### Task:
Give the listing again character for character, but drop the images.

### Record set:
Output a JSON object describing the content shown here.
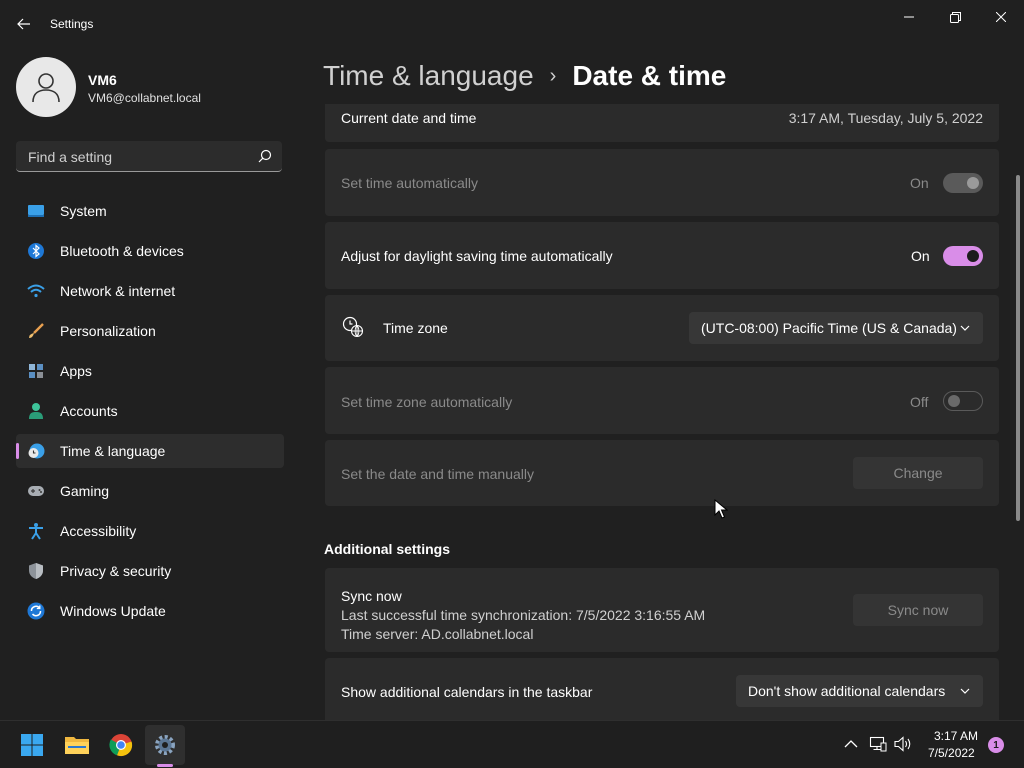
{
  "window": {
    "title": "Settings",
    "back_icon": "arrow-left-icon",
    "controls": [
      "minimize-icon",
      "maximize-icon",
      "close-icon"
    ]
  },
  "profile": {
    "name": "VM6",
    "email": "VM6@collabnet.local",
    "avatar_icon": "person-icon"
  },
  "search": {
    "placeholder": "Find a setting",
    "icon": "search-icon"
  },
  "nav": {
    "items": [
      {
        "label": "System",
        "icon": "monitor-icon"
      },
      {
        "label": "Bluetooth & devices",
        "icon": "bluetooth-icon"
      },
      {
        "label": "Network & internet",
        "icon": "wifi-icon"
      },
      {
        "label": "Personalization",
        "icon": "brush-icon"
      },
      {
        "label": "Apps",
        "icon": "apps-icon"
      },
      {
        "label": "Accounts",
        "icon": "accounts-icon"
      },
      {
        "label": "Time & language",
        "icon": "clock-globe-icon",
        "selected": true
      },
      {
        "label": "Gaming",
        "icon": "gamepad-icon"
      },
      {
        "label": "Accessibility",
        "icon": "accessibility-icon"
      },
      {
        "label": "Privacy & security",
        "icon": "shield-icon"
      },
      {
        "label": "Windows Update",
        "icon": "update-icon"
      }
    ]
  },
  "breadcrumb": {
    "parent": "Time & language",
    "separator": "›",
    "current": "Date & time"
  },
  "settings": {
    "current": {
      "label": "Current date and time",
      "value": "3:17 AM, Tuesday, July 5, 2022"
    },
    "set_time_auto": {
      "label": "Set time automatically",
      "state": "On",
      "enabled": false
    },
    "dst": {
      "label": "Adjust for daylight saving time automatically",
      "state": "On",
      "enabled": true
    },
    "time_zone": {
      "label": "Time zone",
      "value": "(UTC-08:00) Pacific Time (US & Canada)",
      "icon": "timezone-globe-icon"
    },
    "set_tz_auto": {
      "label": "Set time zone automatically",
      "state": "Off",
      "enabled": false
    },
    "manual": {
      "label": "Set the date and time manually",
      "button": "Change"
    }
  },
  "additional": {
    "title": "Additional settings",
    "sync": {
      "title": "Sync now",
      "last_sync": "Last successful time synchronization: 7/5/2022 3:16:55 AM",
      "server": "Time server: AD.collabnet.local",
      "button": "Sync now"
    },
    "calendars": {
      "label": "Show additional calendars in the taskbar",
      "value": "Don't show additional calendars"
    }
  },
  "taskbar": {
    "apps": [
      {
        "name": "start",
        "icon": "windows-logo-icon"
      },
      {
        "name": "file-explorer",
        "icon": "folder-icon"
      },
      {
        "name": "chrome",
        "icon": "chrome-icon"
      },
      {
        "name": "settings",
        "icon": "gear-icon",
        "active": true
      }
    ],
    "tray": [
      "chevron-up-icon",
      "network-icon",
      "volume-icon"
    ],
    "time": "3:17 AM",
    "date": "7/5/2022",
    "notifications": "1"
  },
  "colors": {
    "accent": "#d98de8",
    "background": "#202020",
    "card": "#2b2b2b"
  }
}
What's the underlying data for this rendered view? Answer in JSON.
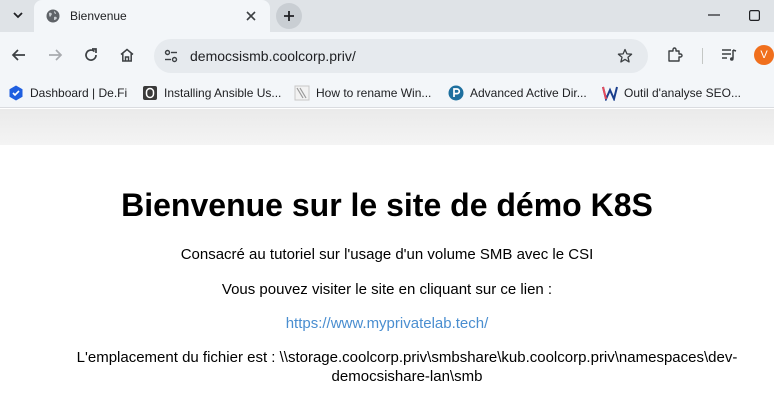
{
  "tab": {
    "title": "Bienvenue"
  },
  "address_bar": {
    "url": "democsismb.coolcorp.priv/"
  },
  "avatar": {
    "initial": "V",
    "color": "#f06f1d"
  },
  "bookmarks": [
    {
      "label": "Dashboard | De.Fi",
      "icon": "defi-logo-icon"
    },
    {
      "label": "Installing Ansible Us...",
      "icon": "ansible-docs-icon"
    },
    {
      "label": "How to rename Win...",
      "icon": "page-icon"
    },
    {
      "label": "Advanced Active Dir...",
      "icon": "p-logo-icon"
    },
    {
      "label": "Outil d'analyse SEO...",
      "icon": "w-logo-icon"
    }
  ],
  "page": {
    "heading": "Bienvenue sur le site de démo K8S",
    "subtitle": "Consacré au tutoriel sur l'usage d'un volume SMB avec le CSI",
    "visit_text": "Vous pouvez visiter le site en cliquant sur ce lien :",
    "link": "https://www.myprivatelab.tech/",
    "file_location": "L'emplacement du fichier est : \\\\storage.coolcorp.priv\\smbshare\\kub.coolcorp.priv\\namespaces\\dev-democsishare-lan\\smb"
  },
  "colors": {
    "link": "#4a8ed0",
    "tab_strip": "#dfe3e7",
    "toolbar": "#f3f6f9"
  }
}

### Answer to the task:
Output a JSON object describing the content shown here.
{
  "window": {
    "title": "Settings",
    "back_icon": "arrow-left-icon",
    "controls": [
      "minimize-icon",
      "maximize-icon",
      "close-icon"
    ]
  },
  "profile": {
    "name": "VM6",
    "email": "VM6@collabnet.local",
    "avatar_icon": "person-icon"
  },
  "search": {
    "placeholder": "Find a setting",
    "icon": "search-icon"
  },
  "nav": {
    "items": [
      {
        "label": "System",
        "icon": "monitor-icon"
      },
      {
        "label": "Bluetooth & devices",
        "icon": "bluetooth-icon"
      },
      {
        "label": "Network & internet",
        "icon": "wifi-icon"
      },
      {
        "label": "Personalization",
        "icon": "brush-icon"
      },
      {
        "label": "Apps",
        "icon": "apps-icon"
      },
      {
        "label": "Accounts",
        "icon": "accounts-icon"
      },
      {
        "label": "Time & language",
        "icon": "clock-globe-icon",
        "selected": true
      },
      {
        "label": "Gaming",
        "icon": "gamepad-icon"
      },
      {
        "label": "Accessibility",
        "icon": "accessibility-icon"
      },
      {
        "label": "Privacy & security",
        "icon": "shield-icon"
      },
      {
        "label": "Windows Update",
        "icon": "update-icon"
      }
    ]
  },
  "breadcrumb": {
    "parent": "Time & language",
    "separator": "›",
    "current": "Date & time"
  },
  "settings": {
    "current": {
      "label": "Current date and time",
      "value": "3:17 AM, Tuesday, July 5, 2022"
    },
    "set_time_auto": {
      "label": "Set time automatically",
      "state": "On",
      "enabled": false
    },
    "dst": {
      "label": "Adjust for daylight saving time automatically",
      "state": "On",
      "enabled": true
    },
    "time_zone": {
      "label": "Time zone",
      "value": "(UTC-08:00) Pacific Time (US & Canada)",
      "icon": "timezone-globe-icon"
    },
    "set_tz_auto": {
      "label": "Set time zone automatically",
      "state": "Off",
      "enabled": false
    },
    "manual": {
      "label": "Set the date and time manually",
      "button": "Change"
    }
  },
  "additional": {
    "title": "Additional settings",
    "sync": {
      "title": "Sync now",
      "last_sync": "Last successful time synchronization: 7/5/2022 3:16:55 AM",
      "server": "Time server: AD.collabnet.local",
      "button": "Sync now"
    },
    "calendars": {
      "label": "Show additional calendars in the taskbar",
      "value": "Don't show additional calendars"
    }
  },
  "taskbar": {
    "apps": [
      {
        "name": "start",
        "icon": "windows-logo-icon"
      },
      {
        "name": "file-explorer",
        "icon": "folder-icon"
      },
      {
        "name": "chrome",
        "icon": "chrome-icon"
      },
      {
        "name": "settings",
        "icon": "gear-icon",
        "active": true
      }
    ],
    "tray": [
      "chevron-up-icon",
      "network-icon",
      "volume-icon"
    ],
    "time": "3:17 AM",
    "date": "7/5/2022",
    "notifications": "1"
  },
  "colors": {
    "accent": "#d98de8",
    "background": "#202020",
    "card": "#2b2b2b"
  }
}
What's the underlying data for this rendered view? Answer in JSON.
{
  "tab": {
    "title": "Bienvenue"
  },
  "address_bar": {
    "url": "democsismb.coolcorp.priv/"
  },
  "avatar": {
    "initial": "V",
    "color": "#f06f1d"
  },
  "bookmarks": [
    {
      "label": "Dashboard | De.Fi",
      "icon": "defi-logo-icon"
    },
    {
      "label": "Installing Ansible Us...",
      "icon": "ansible-docs-icon"
    },
    {
      "label": "How to rename Win...",
      "icon": "page-icon"
    },
    {
      "label": "Advanced Active Dir...",
      "icon": "p-logo-icon"
    },
    {
      "label": "Outil d'analyse SEO...",
      "icon": "w-logo-icon"
    }
  ],
  "page": {
    "heading": "Bienvenue sur le site de démo K8S",
    "subtitle": "Consacré au tutoriel sur l'usage d'un volume SMB avec le CSI",
    "visit_text": "Vous pouvez visiter le site en cliquant sur ce lien :",
    "link": "https://www.myprivatelab.tech/",
    "file_location": "L'emplacement du fichier est : \\\\storage.coolcorp.priv\\smbshare\\kub.coolcorp.priv\\namespaces\\dev-democsishare-lan\\smb"
  },
  "colors": {
    "link": "#4a8ed0",
    "tab_strip": "#dfe3e7",
    "toolbar": "#f3f6f9"
  }
}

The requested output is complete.